------ EXERCISE INPUT

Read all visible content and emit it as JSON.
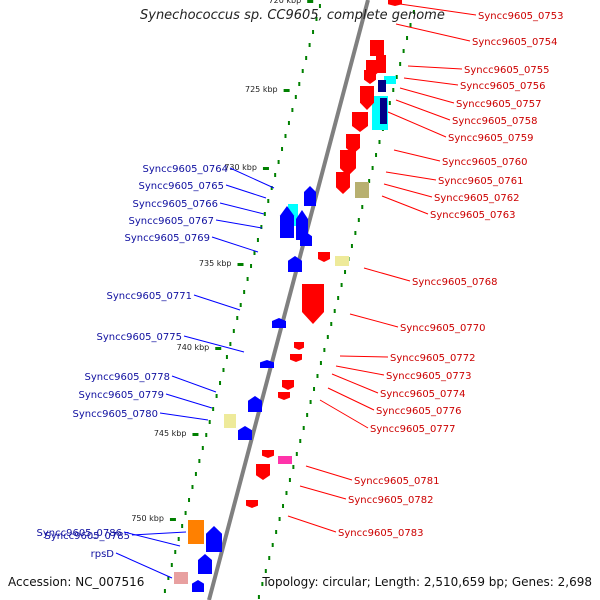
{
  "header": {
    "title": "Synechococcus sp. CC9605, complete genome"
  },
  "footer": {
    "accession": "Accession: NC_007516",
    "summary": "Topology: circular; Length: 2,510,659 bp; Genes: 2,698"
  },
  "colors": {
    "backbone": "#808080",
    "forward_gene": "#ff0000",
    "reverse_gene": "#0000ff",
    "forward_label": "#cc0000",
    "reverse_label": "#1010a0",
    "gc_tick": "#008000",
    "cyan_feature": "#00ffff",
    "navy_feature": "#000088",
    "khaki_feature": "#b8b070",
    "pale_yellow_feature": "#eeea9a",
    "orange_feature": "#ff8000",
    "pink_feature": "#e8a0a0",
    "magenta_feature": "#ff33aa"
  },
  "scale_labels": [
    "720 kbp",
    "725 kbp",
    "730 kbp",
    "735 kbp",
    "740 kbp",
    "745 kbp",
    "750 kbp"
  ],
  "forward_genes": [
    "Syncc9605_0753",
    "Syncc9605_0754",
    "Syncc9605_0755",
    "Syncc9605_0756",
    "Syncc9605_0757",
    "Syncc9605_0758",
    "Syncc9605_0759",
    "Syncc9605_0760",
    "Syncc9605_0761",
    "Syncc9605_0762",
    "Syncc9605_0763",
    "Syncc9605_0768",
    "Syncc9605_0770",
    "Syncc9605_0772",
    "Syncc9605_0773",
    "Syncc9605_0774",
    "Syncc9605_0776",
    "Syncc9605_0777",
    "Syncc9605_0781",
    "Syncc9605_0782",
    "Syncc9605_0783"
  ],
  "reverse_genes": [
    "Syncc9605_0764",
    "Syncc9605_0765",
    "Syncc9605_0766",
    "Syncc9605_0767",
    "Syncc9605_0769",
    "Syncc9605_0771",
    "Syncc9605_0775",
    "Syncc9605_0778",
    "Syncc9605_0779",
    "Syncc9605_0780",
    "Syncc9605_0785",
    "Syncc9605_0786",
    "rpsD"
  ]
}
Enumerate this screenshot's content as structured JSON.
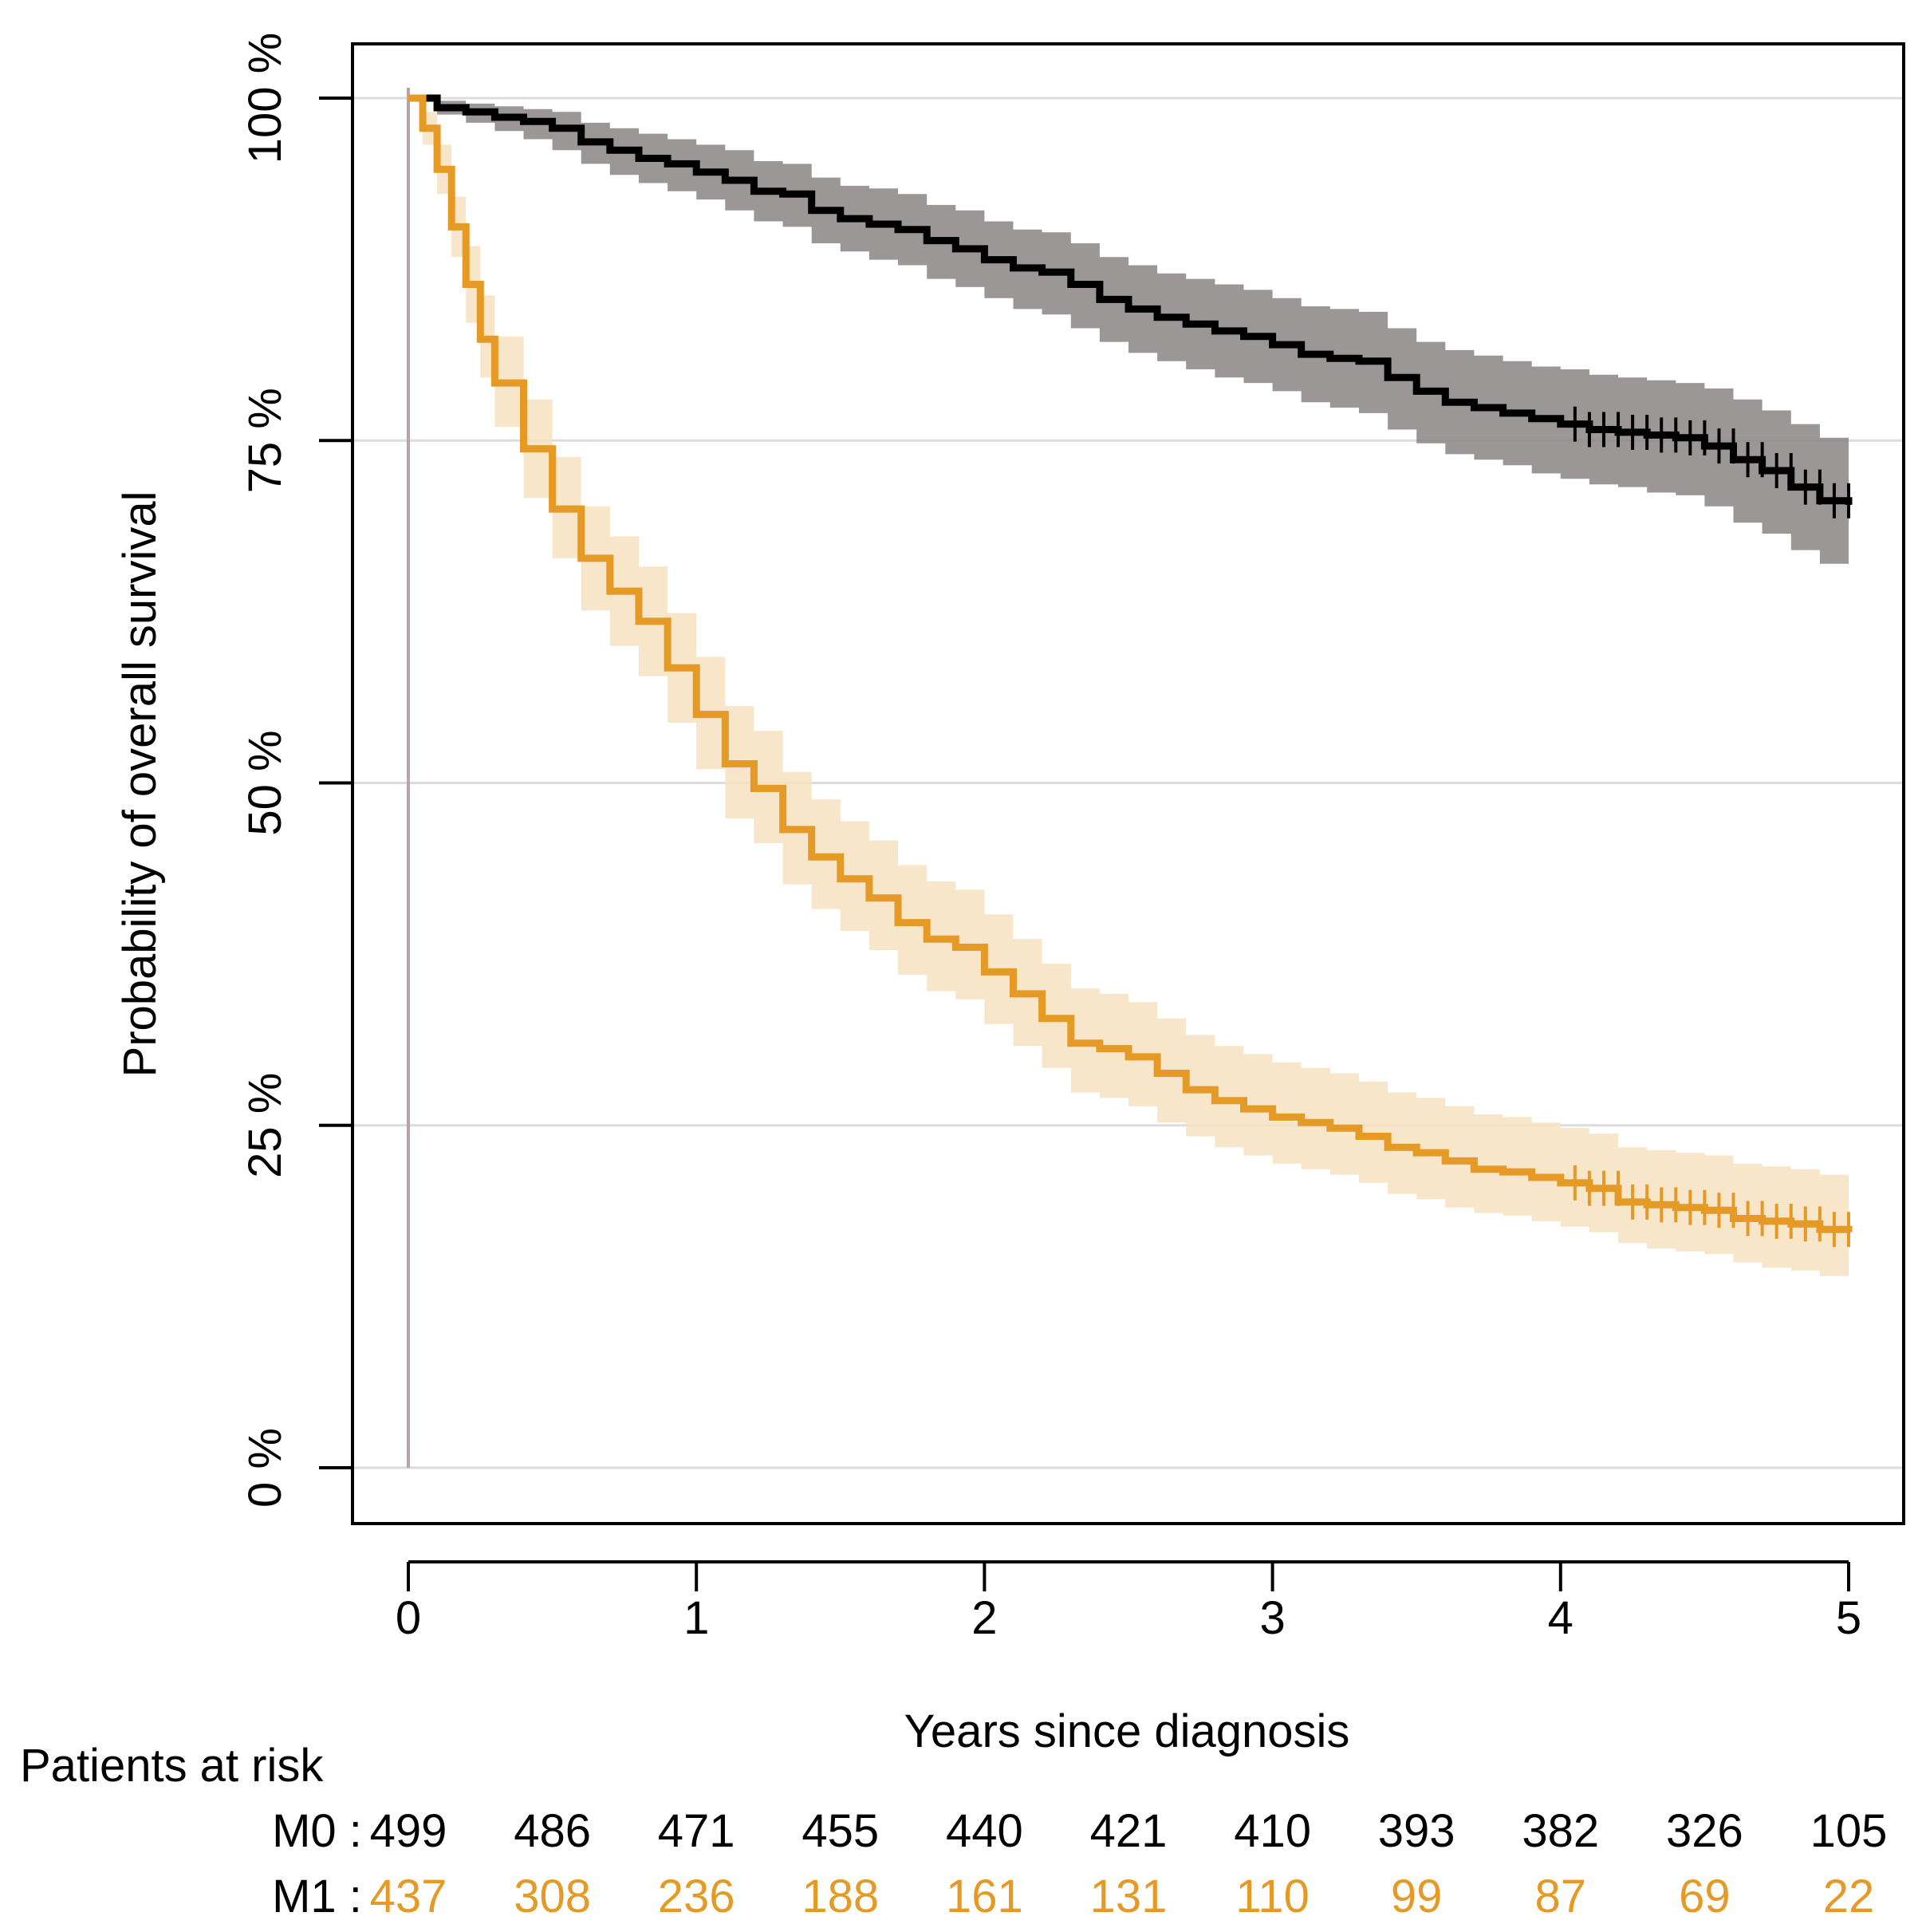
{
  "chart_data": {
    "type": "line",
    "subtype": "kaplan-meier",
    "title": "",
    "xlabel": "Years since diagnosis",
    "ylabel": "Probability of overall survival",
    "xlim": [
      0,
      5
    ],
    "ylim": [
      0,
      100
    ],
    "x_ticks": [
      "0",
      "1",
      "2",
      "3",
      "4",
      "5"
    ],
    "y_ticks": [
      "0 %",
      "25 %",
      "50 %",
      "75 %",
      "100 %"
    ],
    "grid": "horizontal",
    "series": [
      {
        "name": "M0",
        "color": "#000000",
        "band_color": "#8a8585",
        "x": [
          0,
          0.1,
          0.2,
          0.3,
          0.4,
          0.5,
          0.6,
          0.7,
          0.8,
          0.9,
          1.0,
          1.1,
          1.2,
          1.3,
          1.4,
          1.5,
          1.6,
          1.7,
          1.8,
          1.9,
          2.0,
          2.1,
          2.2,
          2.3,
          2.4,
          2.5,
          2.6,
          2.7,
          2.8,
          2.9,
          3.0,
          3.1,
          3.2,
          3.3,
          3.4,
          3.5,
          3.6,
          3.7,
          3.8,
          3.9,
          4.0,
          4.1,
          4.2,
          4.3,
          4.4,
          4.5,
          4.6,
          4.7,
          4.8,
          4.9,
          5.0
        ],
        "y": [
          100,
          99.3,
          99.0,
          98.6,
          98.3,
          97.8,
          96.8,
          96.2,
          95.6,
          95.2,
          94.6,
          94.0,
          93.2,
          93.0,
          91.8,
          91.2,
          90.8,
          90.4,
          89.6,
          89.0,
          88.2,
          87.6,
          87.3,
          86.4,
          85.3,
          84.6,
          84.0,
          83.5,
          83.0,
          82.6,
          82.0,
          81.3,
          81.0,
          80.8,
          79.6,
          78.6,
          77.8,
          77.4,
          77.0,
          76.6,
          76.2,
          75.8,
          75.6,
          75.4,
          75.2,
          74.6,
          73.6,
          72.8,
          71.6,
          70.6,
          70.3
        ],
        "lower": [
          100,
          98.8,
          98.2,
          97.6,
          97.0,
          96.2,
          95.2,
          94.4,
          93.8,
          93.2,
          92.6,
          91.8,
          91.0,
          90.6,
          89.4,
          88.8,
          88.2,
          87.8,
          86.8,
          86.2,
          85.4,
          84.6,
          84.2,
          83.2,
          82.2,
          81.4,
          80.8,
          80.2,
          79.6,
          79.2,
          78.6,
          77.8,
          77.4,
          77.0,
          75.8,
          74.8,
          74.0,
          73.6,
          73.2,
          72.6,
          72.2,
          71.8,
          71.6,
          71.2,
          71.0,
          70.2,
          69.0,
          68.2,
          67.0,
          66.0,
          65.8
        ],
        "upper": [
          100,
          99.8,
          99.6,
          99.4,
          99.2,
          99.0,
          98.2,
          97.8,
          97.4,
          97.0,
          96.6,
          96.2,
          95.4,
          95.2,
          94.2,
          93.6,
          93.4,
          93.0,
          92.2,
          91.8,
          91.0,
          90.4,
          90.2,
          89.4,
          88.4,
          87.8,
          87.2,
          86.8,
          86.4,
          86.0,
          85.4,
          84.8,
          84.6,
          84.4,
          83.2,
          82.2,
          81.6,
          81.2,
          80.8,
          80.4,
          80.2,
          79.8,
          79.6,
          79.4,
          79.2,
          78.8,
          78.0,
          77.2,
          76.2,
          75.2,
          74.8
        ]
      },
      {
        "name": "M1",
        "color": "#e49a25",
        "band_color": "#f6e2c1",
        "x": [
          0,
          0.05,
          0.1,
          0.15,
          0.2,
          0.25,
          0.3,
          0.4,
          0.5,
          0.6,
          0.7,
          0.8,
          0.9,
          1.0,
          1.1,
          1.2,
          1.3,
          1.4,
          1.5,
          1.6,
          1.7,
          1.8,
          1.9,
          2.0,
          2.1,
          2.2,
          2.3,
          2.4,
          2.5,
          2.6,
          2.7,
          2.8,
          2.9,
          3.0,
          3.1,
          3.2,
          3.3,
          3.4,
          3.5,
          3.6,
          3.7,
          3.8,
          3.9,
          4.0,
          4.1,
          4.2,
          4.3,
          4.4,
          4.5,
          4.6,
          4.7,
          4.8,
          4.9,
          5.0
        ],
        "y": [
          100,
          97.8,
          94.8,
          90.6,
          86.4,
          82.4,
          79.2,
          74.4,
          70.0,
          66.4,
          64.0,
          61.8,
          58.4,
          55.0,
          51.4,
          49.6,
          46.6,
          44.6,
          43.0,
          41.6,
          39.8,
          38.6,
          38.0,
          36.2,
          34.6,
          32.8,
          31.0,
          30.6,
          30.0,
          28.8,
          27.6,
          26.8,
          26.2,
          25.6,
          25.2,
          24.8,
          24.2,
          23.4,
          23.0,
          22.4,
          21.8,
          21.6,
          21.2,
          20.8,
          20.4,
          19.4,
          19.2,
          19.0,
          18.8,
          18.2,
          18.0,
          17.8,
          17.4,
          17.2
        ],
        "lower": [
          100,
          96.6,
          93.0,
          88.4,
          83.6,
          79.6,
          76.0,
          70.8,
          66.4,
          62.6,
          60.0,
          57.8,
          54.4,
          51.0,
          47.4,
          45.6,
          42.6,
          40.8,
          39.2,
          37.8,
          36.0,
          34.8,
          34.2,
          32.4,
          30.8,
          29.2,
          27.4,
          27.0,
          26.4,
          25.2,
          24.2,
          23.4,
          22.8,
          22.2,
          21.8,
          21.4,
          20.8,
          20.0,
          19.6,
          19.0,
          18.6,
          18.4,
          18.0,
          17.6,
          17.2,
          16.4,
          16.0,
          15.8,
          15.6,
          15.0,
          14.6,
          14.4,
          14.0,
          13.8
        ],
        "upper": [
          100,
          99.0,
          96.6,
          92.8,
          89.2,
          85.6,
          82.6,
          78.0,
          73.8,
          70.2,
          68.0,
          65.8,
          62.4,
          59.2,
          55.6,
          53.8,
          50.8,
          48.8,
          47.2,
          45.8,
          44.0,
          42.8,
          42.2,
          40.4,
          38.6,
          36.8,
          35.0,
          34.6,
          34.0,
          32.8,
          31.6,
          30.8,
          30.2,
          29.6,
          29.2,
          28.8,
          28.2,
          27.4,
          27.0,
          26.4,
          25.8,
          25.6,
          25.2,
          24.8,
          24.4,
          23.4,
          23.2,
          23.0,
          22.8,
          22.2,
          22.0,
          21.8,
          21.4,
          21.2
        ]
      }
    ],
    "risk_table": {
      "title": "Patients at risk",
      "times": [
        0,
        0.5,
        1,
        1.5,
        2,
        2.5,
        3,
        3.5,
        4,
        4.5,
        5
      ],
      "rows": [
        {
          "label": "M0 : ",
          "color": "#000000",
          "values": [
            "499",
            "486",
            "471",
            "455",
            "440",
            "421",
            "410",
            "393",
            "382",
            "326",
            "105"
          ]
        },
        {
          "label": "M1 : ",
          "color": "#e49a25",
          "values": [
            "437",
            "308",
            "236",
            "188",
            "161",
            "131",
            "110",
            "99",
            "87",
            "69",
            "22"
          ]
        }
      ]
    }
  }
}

------------
------ EXERCISE INPUT

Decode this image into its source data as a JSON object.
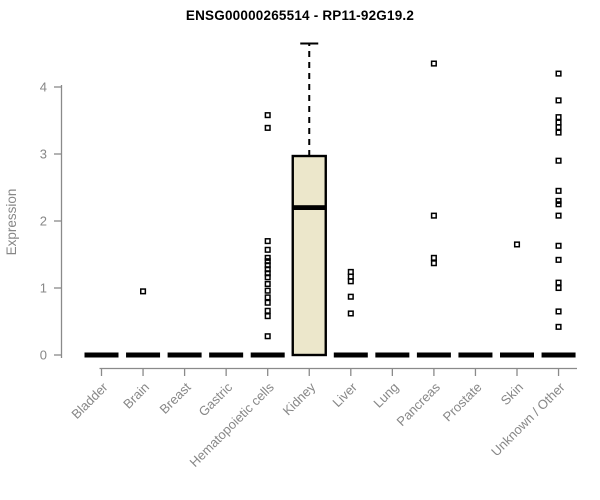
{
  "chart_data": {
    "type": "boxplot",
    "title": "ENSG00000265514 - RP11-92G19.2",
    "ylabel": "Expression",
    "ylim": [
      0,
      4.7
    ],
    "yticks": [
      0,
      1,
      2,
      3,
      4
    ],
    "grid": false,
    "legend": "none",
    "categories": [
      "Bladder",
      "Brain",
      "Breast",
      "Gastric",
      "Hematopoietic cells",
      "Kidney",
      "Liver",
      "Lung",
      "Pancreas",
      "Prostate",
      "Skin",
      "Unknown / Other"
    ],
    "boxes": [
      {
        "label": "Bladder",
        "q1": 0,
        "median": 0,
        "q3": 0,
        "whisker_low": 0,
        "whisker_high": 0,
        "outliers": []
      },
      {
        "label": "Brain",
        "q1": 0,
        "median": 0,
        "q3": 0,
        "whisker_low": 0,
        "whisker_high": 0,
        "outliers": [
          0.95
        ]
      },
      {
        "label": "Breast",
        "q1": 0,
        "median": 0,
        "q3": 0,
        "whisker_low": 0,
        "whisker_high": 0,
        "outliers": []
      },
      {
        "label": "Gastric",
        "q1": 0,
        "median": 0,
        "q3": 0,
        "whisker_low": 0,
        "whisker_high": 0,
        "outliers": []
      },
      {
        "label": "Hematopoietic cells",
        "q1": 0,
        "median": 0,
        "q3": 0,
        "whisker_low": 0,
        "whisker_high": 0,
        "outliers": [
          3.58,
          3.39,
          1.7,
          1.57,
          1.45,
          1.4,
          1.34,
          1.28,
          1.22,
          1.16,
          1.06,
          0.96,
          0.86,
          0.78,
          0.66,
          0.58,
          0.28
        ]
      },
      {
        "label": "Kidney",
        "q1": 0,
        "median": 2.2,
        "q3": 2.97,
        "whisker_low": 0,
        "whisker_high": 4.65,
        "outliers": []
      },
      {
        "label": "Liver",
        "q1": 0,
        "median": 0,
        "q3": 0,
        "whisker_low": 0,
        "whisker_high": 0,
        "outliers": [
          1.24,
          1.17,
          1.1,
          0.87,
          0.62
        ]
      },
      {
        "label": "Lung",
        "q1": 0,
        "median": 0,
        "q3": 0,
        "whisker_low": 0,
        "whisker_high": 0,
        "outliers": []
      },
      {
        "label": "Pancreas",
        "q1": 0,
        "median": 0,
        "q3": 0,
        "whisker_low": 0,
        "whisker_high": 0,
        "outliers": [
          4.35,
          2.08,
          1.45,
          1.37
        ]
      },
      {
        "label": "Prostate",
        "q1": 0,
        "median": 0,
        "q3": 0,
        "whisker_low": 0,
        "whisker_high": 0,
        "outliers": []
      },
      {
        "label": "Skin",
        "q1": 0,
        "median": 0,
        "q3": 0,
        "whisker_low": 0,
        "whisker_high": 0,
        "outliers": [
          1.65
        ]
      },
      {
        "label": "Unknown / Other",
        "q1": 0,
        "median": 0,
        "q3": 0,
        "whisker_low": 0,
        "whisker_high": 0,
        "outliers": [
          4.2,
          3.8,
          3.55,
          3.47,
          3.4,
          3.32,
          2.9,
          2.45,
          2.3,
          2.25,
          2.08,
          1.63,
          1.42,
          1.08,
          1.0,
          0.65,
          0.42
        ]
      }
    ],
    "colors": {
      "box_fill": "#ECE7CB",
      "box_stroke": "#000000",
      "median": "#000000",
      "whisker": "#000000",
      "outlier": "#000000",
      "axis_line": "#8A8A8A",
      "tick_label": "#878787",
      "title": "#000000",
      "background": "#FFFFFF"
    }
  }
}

------------

_ABOUT THIS EXERCISE_: Establish how many lines of the data above contain "Hematopoietic". State that number and no more.

_SOLUTION_: 2